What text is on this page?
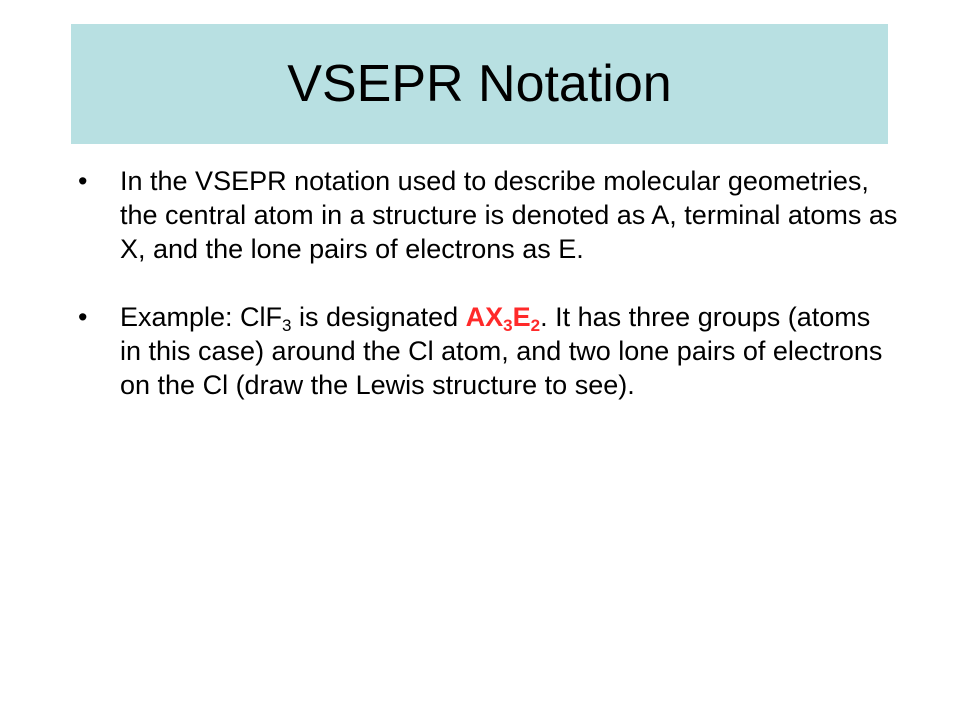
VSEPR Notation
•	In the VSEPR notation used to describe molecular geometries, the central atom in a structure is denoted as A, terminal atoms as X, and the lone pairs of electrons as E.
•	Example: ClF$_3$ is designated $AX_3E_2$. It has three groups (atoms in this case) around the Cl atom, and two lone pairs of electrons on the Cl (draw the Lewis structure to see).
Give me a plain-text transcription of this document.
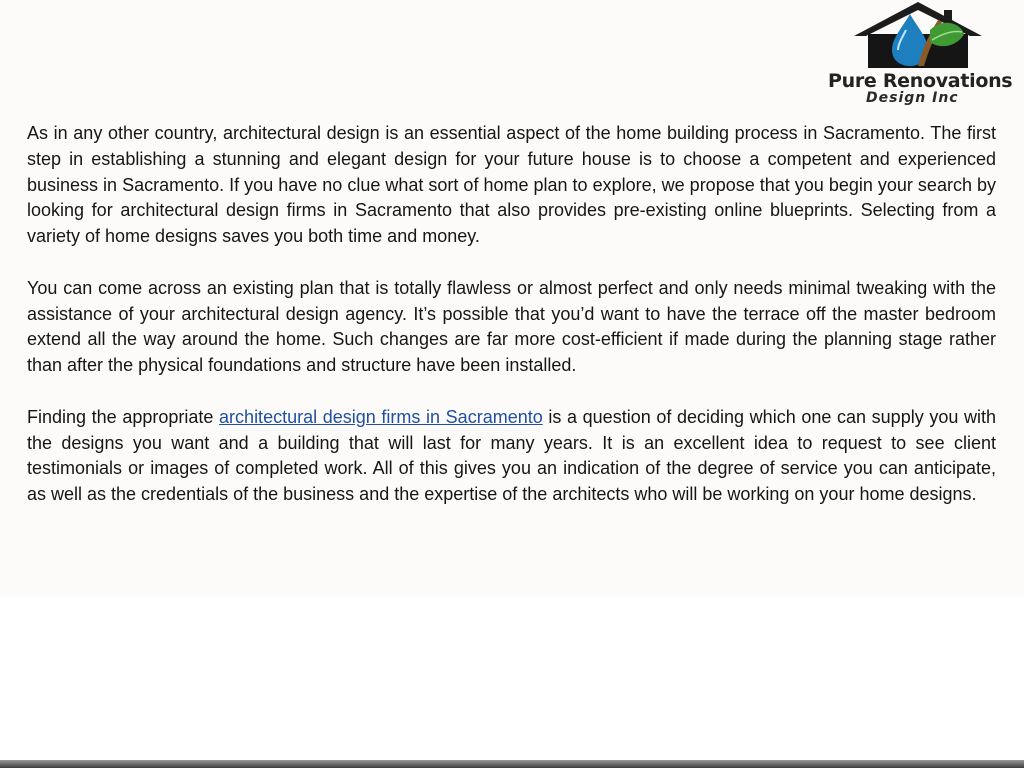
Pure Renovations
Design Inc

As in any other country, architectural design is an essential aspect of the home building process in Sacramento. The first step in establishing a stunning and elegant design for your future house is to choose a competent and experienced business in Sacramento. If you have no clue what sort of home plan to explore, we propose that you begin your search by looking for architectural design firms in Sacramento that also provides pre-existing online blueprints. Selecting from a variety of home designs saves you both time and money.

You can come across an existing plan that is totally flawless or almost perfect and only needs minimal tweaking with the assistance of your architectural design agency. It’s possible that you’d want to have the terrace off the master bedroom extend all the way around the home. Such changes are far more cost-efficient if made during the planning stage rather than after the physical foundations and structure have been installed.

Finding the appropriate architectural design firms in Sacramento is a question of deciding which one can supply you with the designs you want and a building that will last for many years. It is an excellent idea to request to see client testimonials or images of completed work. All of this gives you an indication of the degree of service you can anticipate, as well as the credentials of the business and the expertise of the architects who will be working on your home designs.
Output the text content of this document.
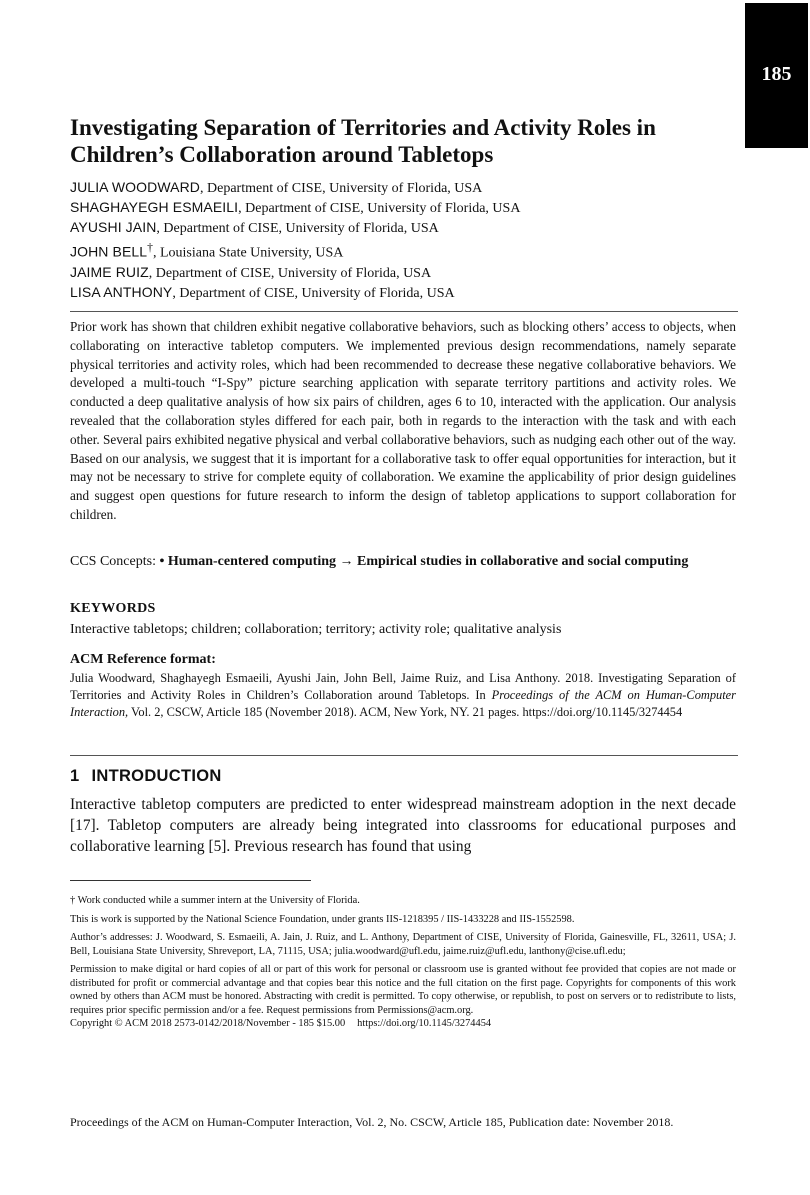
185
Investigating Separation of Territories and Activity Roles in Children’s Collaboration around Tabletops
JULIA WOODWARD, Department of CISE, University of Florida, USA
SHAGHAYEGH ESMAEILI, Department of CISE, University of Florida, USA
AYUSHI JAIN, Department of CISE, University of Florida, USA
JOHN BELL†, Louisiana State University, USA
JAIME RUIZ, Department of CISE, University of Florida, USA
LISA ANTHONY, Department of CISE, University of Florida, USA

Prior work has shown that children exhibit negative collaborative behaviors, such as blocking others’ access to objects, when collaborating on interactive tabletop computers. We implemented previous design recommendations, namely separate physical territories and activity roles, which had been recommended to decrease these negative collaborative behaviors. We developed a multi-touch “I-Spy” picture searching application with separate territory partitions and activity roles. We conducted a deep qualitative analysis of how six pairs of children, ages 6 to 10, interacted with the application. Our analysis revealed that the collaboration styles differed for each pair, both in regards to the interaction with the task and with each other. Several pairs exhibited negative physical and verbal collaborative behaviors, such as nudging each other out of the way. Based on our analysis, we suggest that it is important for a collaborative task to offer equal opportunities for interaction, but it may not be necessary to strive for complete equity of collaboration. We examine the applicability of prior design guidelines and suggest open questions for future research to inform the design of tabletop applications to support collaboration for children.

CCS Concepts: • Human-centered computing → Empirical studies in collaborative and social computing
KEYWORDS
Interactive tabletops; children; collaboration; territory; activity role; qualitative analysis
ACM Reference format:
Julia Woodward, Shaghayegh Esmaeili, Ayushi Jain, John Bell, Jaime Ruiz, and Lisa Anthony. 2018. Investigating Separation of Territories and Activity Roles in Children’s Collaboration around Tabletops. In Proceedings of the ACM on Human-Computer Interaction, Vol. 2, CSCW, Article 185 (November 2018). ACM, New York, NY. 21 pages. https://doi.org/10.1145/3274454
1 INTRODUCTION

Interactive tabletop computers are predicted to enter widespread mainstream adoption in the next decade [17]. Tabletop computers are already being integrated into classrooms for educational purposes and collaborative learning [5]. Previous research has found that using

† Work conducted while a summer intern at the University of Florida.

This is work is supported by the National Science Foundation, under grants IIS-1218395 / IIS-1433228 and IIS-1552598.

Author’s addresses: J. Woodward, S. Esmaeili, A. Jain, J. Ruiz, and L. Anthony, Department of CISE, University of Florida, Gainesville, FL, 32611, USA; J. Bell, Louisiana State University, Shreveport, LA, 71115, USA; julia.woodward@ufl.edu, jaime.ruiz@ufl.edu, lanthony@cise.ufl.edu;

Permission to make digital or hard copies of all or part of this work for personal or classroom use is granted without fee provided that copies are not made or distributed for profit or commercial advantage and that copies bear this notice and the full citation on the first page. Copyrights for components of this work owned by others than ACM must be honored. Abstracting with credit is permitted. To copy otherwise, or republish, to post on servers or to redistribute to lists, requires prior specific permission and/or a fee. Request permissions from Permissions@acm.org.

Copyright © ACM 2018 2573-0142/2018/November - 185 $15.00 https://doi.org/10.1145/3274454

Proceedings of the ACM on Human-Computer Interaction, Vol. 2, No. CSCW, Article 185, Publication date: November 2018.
○ ○ ○
▶ EXERCISE PROMPT: Your task is to reproduce all of the material exactly. The pictures stay out.

▶ FINISHED TASK:
What text is on this page?
VSEPR Notation
•	In the VSEPR notation used to describe molecular geometries, the central atom in a structure is denoted as A, terminal atoms as X, and the lone pairs of electrons as E.
•	Example: ClF$_3$ is designated $AX_3E_2$. It has three groups (atoms in this case) around the Cl atom, and two lone pairs of electrons on the Cl (draw the Lewis structure to see).
Give me a plain-text transcription of this document.
Pure Renovations
Design Inc

As in any other country, architectural design is an essential aspect of the home building process in Sacramento. The first step in establishing a stunning and elegant design for your future house is to choose a competent and experienced business in Sacramento. If you have no clue what sort of home plan to explore, we propose that you begin your search by looking for architectural design firms in Sacramento that also provides pre-existing online blueprints. Selecting from a variety of home designs saves you both time and money.

You can come across an existing plan that is totally flawless or almost perfect and only needs minimal tweaking with the assistance of your architectural design agency. It’s possible that you’d want to have the terrace off the master bedroom extend all the way around the home. Such changes are far more cost-efficient if made during the planning stage rather than after the physical foundations and structure have been installed.

Finding the appropriate architectural design firms in Sacramento is a question of deciding which one can supply you with the designs you want and a building that will last for many years. It is an excellent idea to request to see client testimonials or images of completed work. All of this gives you an indication of the degree of service you can anticipate, as well as the credentials of the business and the expertise of the architects who will be working on your home designs.
Output the text content of this document.
185
Investigating Separation of Territories and Activity Roles in Children’s Collaboration around Tabletops
JULIA WOODWARD, Department of CISE, University of Florida, USA
SHAGHAYEGH ESMAEILI, Department of CISE, University of Florida, USA
AYUSHI JAIN, Department of CISE, University of Florida, USA
JOHN BELL†, Louisiana State University, USA
JAIME RUIZ, Department of CISE, University of Florida, USA
LISA ANTHONY, Department of CISE, University of Florida, USA

Prior work has shown that children exhibit negative collaborative behaviors, such as blocking others’ access to objects, when collaborating on interactive tabletop computers. We implemented previous design recommendations, namely separate physical territories and activity roles, which had been recommended to decrease these negative collaborative behaviors. We developed a multi-touch “I-Spy” picture searching application with separate territory partitions and activity roles. We conducted a deep qualitative analysis of how six pairs of children, ages 6 to 10, interacted with the application. Our analysis revealed that the collaboration styles differed for each pair, both in regards to the interaction with the task and with each other. Several pairs exhibited negative physical and verbal collaborative behaviors, such as nudging each other out of the way. Based on our analysis, we suggest that it is important for a collaborative task to offer equal opportunities for interaction, but it may not be necessary to strive for complete equity of collaboration. We examine the applicability of prior design guidelines and suggest open questions for future research to inform the design of tabletop applications to support collaboration for children.

CCS Concepts: • Human-centered computing → Empirical studies in collaborative and social computing
KEYWORDS
Interactive tabletops; children; collaboration; territory; activity role; qualitative analysis
ACM Reference format:
Julia Woodward, Shaghayegh Esmaeili, Ayushi Jain, John Bell, Jaime Ruiz, and Lisa Anthony. 2018. Investigating Separation of Territories and Activity Roles in Children’s Collaboration around Tabletops. In Proceedings of the ACM on Human-Computer Interaction, Vol. 2, CSCW, Article 185 (November 2018). ACM, New York, NY. 21 pages. https://doi.org/10.1145/3274454
1 INTRODUCTION

Interactive tabletop computers are predicted to enter widespread mainstream adoption in the next decade [17]. Tabletop computers are already being integrated into classrooms for educational purposes and collaborative learning [5]. Previous research has found that using

† Work conducted while a summer intern at the University of Florida.

This is work is supported by the National Science Foundation, under grants IIS-1218395 / IIS-1433228 and IIS-1552598.

Author’s addresses: J. Woodward, S. Esmaeili, A. Jain, J. Ruiz, and L. Anthony, Department of CISE, University of Florida, Gainesville, FL, 32611, USA; J. Bell, Louisiana State University, Shreveport, LA, 71115, USA; julia.woodward@ufl.edu, jaime.ruiz@ufl.edu, lanthony@cise.ufl.edu;

Permission to make digital or hard copies of all or part of this work for personal or classroom use is granted without fee provided that copies are not made or distributed for profit or commercial advantage and that copies bear this notice and the full citation on the first page. Copyrights for components of this work owned by others than ACM must be honored. Abstracting with credit is permitted. To copy otherwise, or republish, to post on servers or to redistribute to lists, requires prior specific permission and/or a fee. Request permissions from Permissions@acm.org.

Copyright © ACM 2018 2573-0142/2018/November - 185 $15.00 https://doi.org/10.1145/3274454

Proceedings of the ACM on Human-Computer Interaction, Vol. 2, No. CSCW, Article 185, Publication date: November 2018.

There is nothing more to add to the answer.